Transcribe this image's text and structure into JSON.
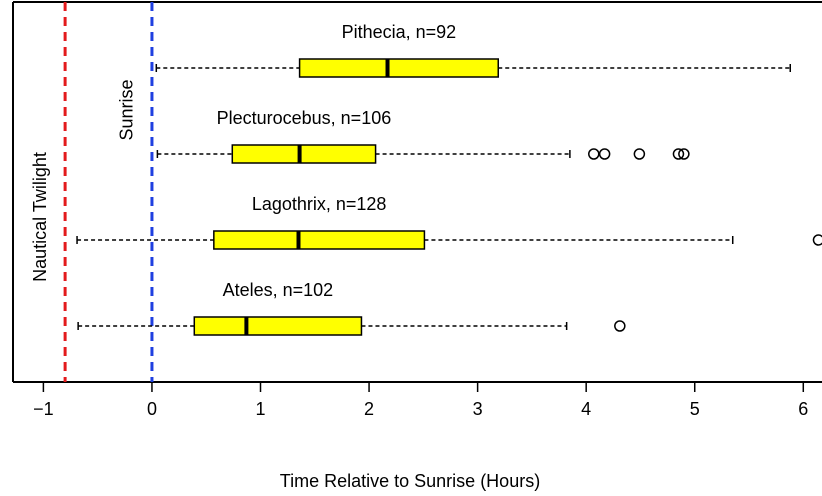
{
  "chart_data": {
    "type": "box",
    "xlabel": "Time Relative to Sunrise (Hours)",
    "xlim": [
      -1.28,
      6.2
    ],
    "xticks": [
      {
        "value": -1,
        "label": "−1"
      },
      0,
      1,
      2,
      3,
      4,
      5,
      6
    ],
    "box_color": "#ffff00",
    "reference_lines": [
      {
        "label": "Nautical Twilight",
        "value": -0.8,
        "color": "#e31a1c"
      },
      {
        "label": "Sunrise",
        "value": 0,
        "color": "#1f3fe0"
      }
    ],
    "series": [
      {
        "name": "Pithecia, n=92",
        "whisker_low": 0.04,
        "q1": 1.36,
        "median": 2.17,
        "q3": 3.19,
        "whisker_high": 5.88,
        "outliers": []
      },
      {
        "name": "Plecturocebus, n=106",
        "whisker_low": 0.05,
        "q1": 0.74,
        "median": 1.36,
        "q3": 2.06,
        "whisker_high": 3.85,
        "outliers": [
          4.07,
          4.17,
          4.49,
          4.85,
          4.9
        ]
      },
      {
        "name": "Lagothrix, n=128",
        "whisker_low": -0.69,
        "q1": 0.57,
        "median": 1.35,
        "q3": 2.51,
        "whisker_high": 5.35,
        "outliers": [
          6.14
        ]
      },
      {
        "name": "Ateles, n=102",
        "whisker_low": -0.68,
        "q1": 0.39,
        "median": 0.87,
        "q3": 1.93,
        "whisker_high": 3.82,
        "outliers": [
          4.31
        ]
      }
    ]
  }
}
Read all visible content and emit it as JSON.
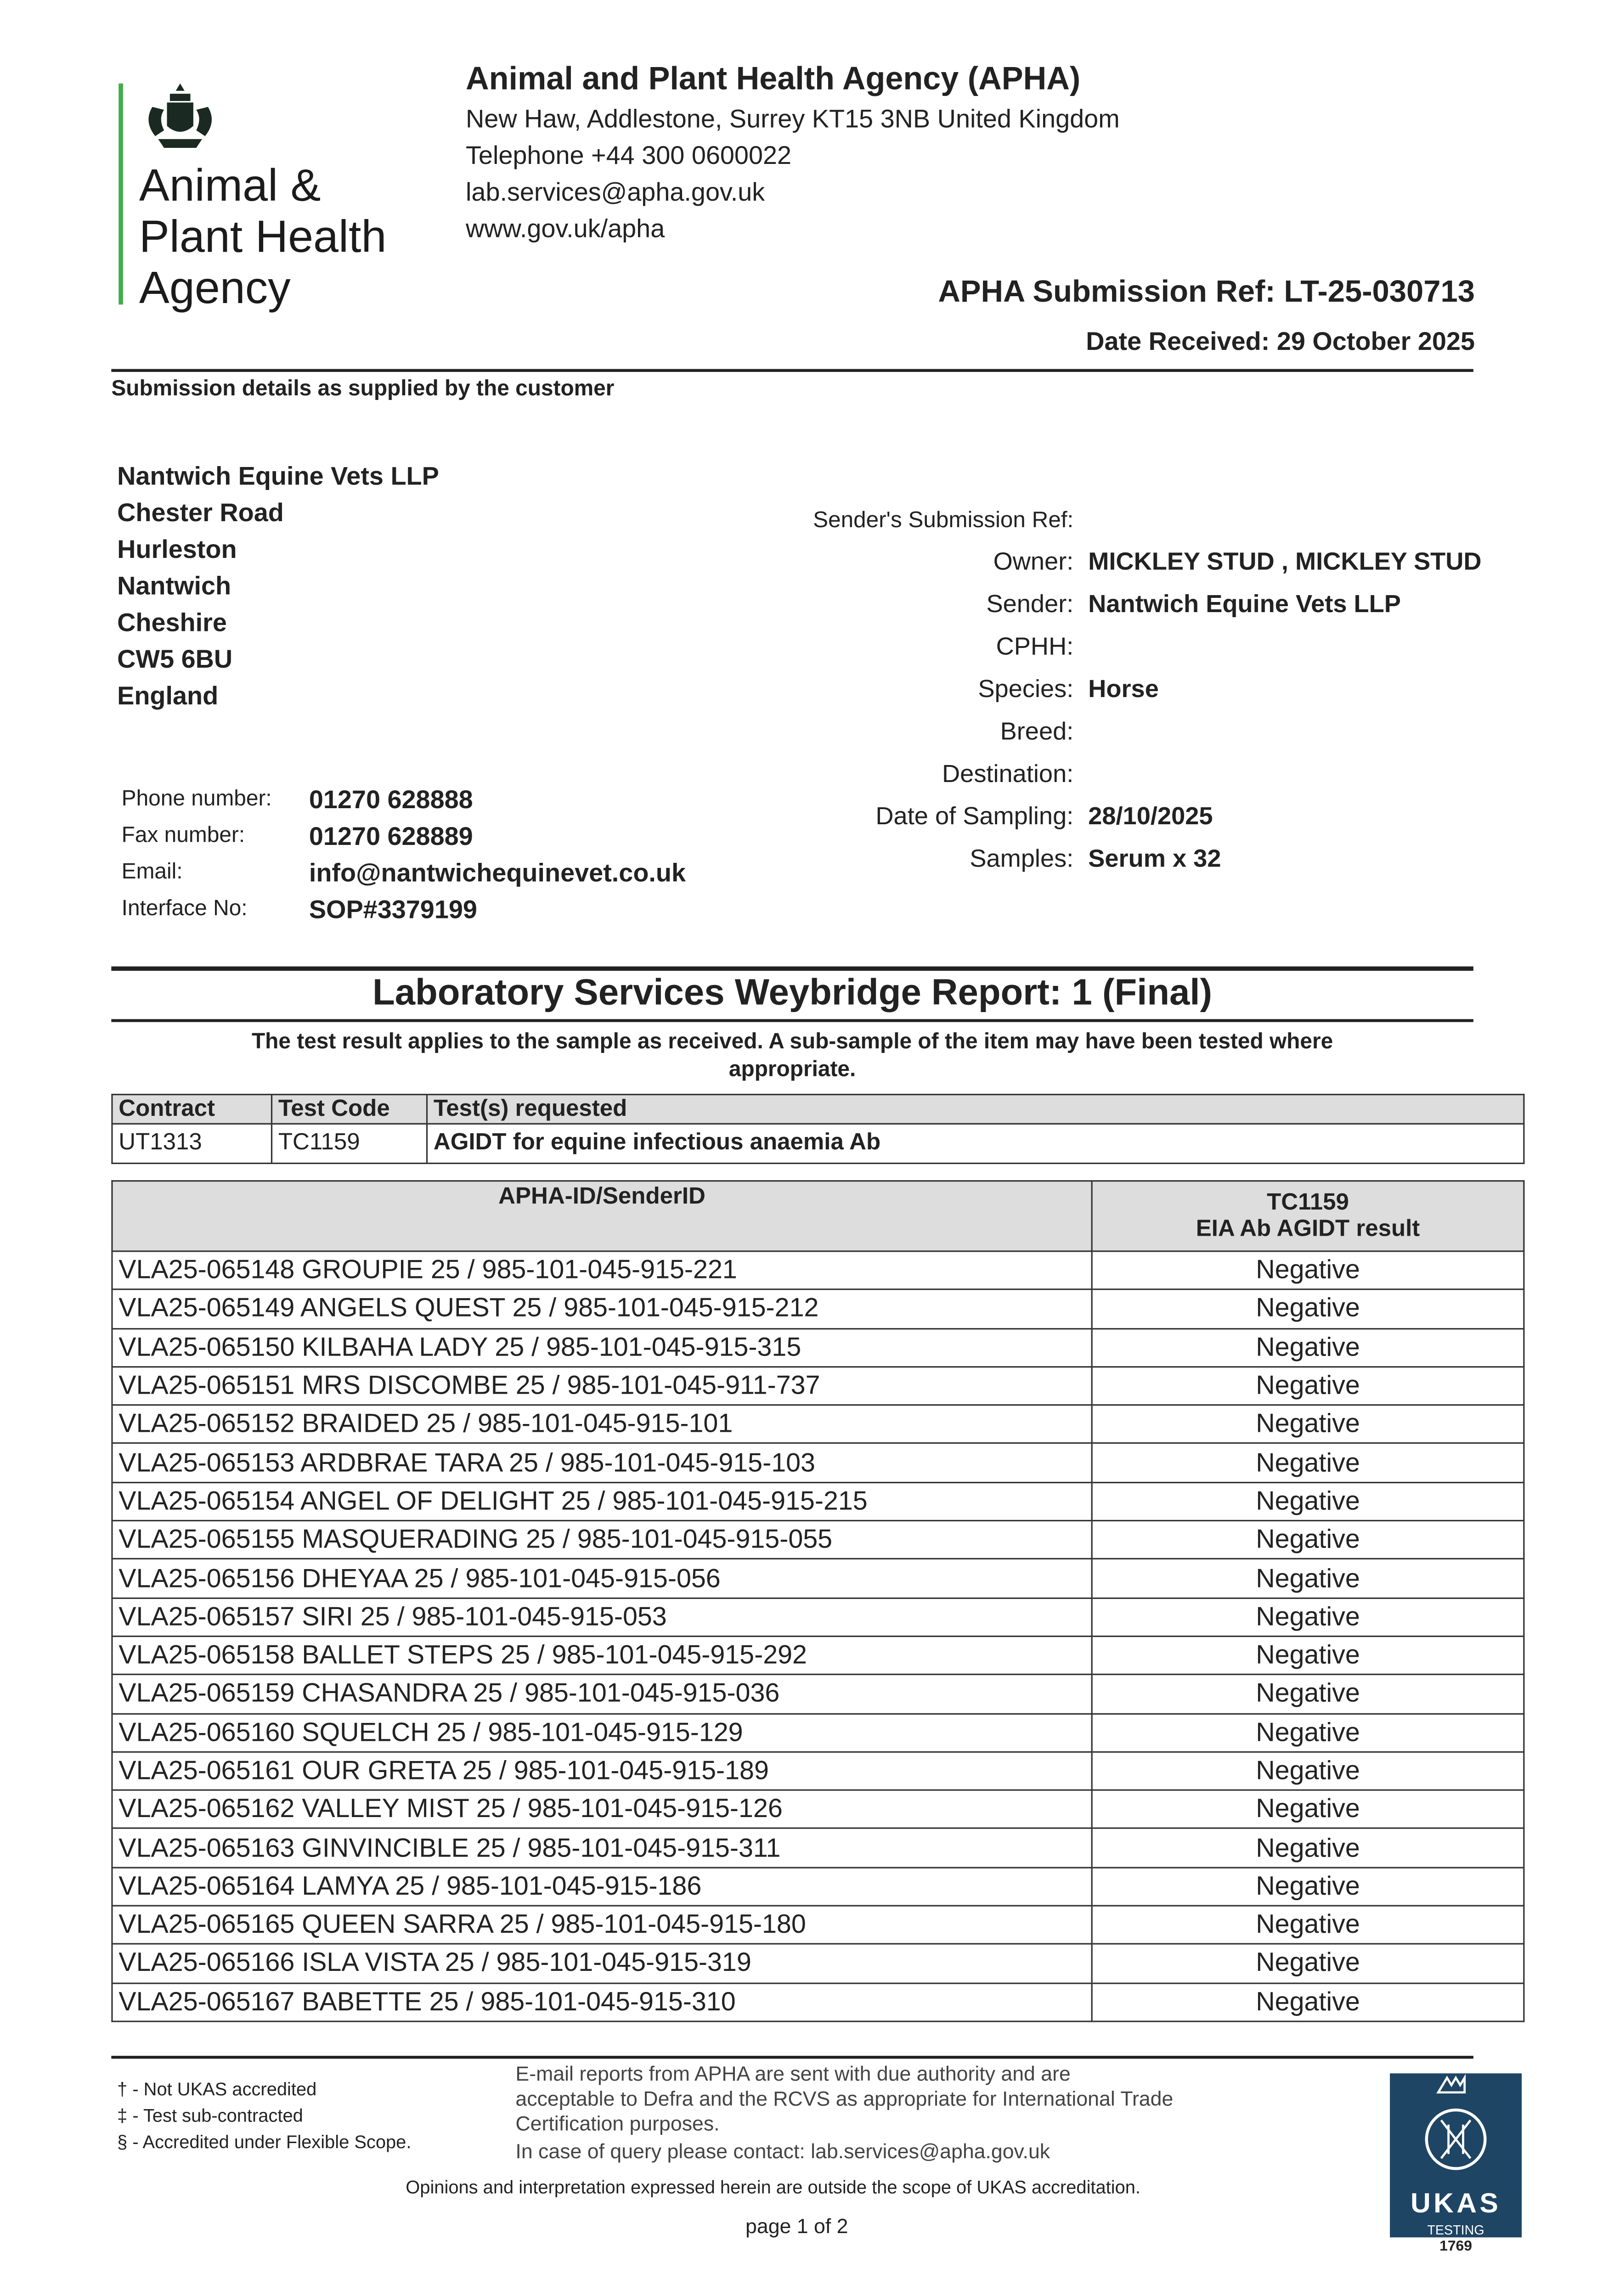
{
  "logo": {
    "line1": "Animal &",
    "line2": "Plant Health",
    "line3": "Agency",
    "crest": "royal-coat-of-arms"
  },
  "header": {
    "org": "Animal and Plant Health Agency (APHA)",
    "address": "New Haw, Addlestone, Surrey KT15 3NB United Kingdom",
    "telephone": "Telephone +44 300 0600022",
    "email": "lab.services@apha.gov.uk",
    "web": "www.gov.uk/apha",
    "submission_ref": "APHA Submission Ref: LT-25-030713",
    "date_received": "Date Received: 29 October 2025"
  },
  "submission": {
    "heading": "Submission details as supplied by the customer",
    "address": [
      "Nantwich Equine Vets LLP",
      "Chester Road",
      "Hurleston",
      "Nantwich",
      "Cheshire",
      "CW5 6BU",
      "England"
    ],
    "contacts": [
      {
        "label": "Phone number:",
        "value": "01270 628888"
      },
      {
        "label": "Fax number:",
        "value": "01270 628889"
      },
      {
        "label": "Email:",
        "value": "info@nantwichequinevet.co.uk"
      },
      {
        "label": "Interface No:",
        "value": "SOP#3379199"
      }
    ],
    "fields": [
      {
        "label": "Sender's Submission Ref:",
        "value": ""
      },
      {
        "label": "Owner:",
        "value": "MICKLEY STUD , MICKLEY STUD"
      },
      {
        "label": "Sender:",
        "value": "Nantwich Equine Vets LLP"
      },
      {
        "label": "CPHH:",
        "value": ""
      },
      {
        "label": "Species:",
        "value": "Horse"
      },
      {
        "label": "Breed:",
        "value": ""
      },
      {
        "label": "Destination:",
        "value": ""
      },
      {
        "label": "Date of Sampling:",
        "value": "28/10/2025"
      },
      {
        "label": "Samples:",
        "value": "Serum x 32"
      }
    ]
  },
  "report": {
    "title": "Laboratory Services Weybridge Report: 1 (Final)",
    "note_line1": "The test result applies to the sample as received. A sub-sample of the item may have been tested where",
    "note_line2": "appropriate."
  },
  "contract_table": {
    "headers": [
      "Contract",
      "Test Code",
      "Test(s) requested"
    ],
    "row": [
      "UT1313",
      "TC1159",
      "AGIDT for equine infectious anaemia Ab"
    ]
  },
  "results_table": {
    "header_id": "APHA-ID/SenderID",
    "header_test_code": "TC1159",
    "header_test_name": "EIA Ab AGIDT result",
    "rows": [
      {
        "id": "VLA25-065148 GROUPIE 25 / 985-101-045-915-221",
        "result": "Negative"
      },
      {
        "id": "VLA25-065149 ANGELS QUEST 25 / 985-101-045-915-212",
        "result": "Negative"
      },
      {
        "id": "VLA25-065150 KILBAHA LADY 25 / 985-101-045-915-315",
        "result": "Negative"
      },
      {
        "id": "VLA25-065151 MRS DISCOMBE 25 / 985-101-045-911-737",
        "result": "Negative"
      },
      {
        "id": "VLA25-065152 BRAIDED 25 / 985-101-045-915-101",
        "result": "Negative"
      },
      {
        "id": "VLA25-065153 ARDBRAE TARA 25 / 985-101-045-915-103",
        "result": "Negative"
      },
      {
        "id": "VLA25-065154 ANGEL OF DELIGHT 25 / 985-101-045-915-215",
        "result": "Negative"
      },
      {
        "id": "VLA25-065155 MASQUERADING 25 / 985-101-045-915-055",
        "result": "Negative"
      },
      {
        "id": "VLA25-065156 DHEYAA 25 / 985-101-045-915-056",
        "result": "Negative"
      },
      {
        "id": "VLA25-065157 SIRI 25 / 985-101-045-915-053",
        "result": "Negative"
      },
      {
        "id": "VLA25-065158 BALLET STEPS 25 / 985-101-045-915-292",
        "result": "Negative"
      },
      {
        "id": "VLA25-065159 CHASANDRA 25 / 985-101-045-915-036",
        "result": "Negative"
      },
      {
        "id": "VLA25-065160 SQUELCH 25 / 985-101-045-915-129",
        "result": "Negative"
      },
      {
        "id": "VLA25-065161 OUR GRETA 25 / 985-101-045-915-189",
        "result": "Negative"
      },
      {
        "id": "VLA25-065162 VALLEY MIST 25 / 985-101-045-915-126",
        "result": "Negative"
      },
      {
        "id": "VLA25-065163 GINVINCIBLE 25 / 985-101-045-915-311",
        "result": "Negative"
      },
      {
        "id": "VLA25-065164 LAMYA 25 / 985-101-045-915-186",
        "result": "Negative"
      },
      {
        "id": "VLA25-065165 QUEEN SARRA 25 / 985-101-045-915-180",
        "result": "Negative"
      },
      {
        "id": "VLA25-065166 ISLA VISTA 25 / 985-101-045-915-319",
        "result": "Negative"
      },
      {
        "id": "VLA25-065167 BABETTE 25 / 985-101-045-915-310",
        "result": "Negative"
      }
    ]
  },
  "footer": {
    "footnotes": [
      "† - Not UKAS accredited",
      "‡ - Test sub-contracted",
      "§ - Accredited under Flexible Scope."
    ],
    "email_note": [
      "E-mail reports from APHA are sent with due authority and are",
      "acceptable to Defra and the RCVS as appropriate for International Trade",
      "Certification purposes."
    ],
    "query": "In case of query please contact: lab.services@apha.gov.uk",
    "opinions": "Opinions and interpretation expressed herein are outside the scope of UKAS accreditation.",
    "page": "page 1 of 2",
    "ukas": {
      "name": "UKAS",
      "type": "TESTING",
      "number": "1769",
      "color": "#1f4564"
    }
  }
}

- [Task description]: Your task is to transcribe all of the records precisely, with no images included.

- [The completed task]:
Transcribe this image's text and structure into JSON.
{
  "chart_data": {
    "type": "box",
    "xlabel": "Time Relative to Sunrise (Hours)",
    "xlim": [
      -1.28,
      6.2
    ],
    "xticks": [
      {
        "value": -1,
        "label": "−1"
      },
      0,
      1,
      2,
      3,
      4,
      5,
      6
    ],
    "box_color": "#ffff00",
    "reference_lines": [
      {
        "label": "Nautical Twilight",
        "value": -0.8,
        "color": "#e31a1c"
      },
      {
        "label": "Sunrise",
        "value": 0,
        "color": "#1f3fe0"
      }
    ],
    "series": [
      {
        "name": "Pithecia, n=92",
        "whisker_low": 0.04,
        "q1": 1.36,
        "median": 2.17,
        "q3": 3.19,
        "whisker_high": 5.88,
        "outliers": []
      },
      {
        "name": "Plecturocebus, n=106",
        "whisker_low": 0.05,
        "q1": 0.74,
        "median": 1.36,
        "q3": 2.06,
        "whisker_high": 3.85,
        "outliers": [
          4.07,
          4.17,
          4.49,
          4.85,
          4.9
        ]
      },
      {
        "name": "Lagothrix, n=128",
        "whisker_low": -0.69,
        "q1": 0.57,
        "median": 1.35,
        "q3": 2.51,
        "whisker_high": 5.35,
        "outliers": [
          6.14
        ]
      },
      {
        "name": "Ateles, n=102",
        "whisker_low": -0.68,
        "q1": 0.39,
        "median": 0.87,
        "q3": 1.93,
        "whisker_high": 3.82,
        "outliers": [
          4.31
        ]
      }
    ]
  }
}
Read all visible content and emit it as JSON.
{
  "logo": {
    "line1": "Animal &",
    "line2": "Plant Health",
    "line3": "Agency",
    "crest": "royal-coat-of-arms"
  },
  "header": {
    "org": "Animal and Plant Health Agency (APHA)",
    "address": "New Haw, Addlestone, Surrey KT15 3NB United Kingdom",
    "telephone": "Telephone +44 300 0600022",
    "email": "lab.services@apha.gov.uk",
    "web": "www.gov.uk/apha",
    "submission_ref": "APHA Submission Ref: LT-25-030713",
    "date_received": "Date Received: 29 October 2025"
  },
  "submission": {
    "heading": "Submission details as supplied by the customer",
    "address": [
      "Nantwich Equine Vets LLP",
      "Chester Road",
      "Hurleston",
      "Nantwich",
      "Cheshire",
      "CW5 6BU",
      "England"
    ],
    "contacts": [
      {
        "label": "Phone number:",
        "value": "01270 628888"
      },
      {
        "label": "Fax number:",
        "value": "01270 628889"
      },
      {
        "label": "Email:",
        "value": "info@nantwichequinevet.co.uk"
      },
      {
        "label": "Interface No:",
        "value": "SOP#3379199"
      }
    ],
    "fields": [
      {
        "label": "Sender's Submission Ref:",
        "value": ""
      },
      {
        "label": "Owner:",
        "value": "MICKLEY STUD , MICKLEY STUD"
      },
      {
        "label": "Sender:",
        "value": "Nantwich Equine Vets LLP"
      },
      {
        "label": "CPHH:",
        "value": ""
      },
      {
        "label": "Species:",
        "value": "Horse"
      },
      {
        "label": "Breed:",
        "value": ""
      },
      {
        "label": "Destination:",
        "value": ""
      },
      {
        "label": "Date of Sampling:",
        "value": "28/10/2025"
      },
      {
        "label": "Samples:",
        "value": "Serum x 32"
      }
    ]
  },
  "report": {
    "title": "Laboratory Services Weybridge Report: 1 (Final)",
    "note_line1": "The test result applies to the sample as received. A sub-sample of the item may have been tested where",
    "note_line2": "appropriate."
  },
  "contract_table": {
    "headers": [
      "Contract",
      "Test Code",
      "Test(s) requested"
    ],
    "row": [
      "UT1313",
      "TC1159",
      "AGIDT for equine infectious anaemia Ab"
    ]
  },
  "results_table": {
    "header_id": "APHA-ID/SenderID",
    "header_test_code": "TC1159",
    "header_test_name": "EIA Ab AGIDT result",
    "rows": [
      {
        "id": "VLA25-065148 GROUPIE 25 / 985-101-045-915-221",
        "result": "Negative"
      },
      {
        "id": "VLA25-065149 ANGELS QUEST 25 / 985-101-045-915-212",
        "result": "Negative"
      },
      {
        "id": "VLA25-065150 KILBAHA LADY 25 / 985-101-045-915-315",
        "result": "Negative"
      },
      {
        "id": "VLA25-065151 MRS DISCOMBE 25 / 985-101-045-911-737",
        "result": "Negative"
      },
      {
        "id": "VLA25-065152 BRAIDED 25 / 985-101-045-915-101",
        "result": "Negative"
      },
      {
        "id": "VLA25-065153 ARDBRAE TARA 25 / 985-101-045-915-103",
        "result": "Negative"
      },
      {
        "id": "VLA25-065154 ANGEL OF DELIGHT 25 / 985-101-045-915-215",
        "result": "Negative"
      },
      {
        "id": "VLA25-065155 MASQUERADING 25 / 985-101-045-915-055",
        "result": "Negative"
      },
      {
        "id": "VLA25-065156 DHEYAA 25 / 985-101-045-915-056",
        "result": "Negative"
      },
      {
        "id": "VLA25-065157 SIRI 25 / 985-101-045-915-053",
        "result": "Negative"
      },
      {
        "id": "VLA25-065158 BALLET STEPS 25 / 985-101-045-915-292",
        "result": "Negative"
      },
      {
        "id": "VLA25-065159 CHASANDRA 25 / 985-101-045-915-036",
        "result": "Negative"
      },
      {
        "id": "VLA25-065160 SQUELCH 25 / 985-101-045-915-129",
        "result": "Negative"
      },
      {
        "id": "VLA25-065161 OUR GRETA 25 / 985-101-045-915-189",
        "result": "Negative"
      },
      {
        "id": "VLA25-065162 VALLEY MIST 25 / 985-101-045-915-126",
        "result": "Negative"
      },
      {
        "id": "VLA25-065163 GINVINCIBLE 25 / 985-101-045-915-311",
        "result": "Negative"
      },
      {
        "id": "VLA25-065164 LAMYA 25 / 985-101-045-915-186",
        "result": "Negative"
      },
      {
        "id": "VLA25-065165 QUEEN SARRA 25 / 985-101-045-915-180",
        "result": "Negative"
      },
      {
        "id": "VLA25-065166 ISLA VISTA 25 / 985-101-045-915-319",
        "result": "Negative"
      },
      {
        "id": "VLA25-065167 BABETTE 25 / 985-101-045-915-310",
        "result": "Negative"
      }
    ]
  },
  "footer": {
    "footnotes": [
      "† - Not UKAS accredited",
      "‡ - Test sub-contracted",
      "§ - Accredited under Flexible Scope."
    ],
    "email_note": [
      "E-mail reports from APHA are sent with due authority and are",
      "acceptable to Defra and the RCVS as appropriate for International Trade",
      "Certification purposes."
    ],
    "query": "In case of query please contact: lab.services@apha.gov.uk",
    "opinions": "Opinions and interpretation expressed herein are outside the scope of UKAS accreditation.",
    "page": "page 1 of 2",
    "ukas": {
      "name": "UKAS",
      "type": "TESTING",
      "number": "1769",
      "color": "#1f4564"
    }
  }
}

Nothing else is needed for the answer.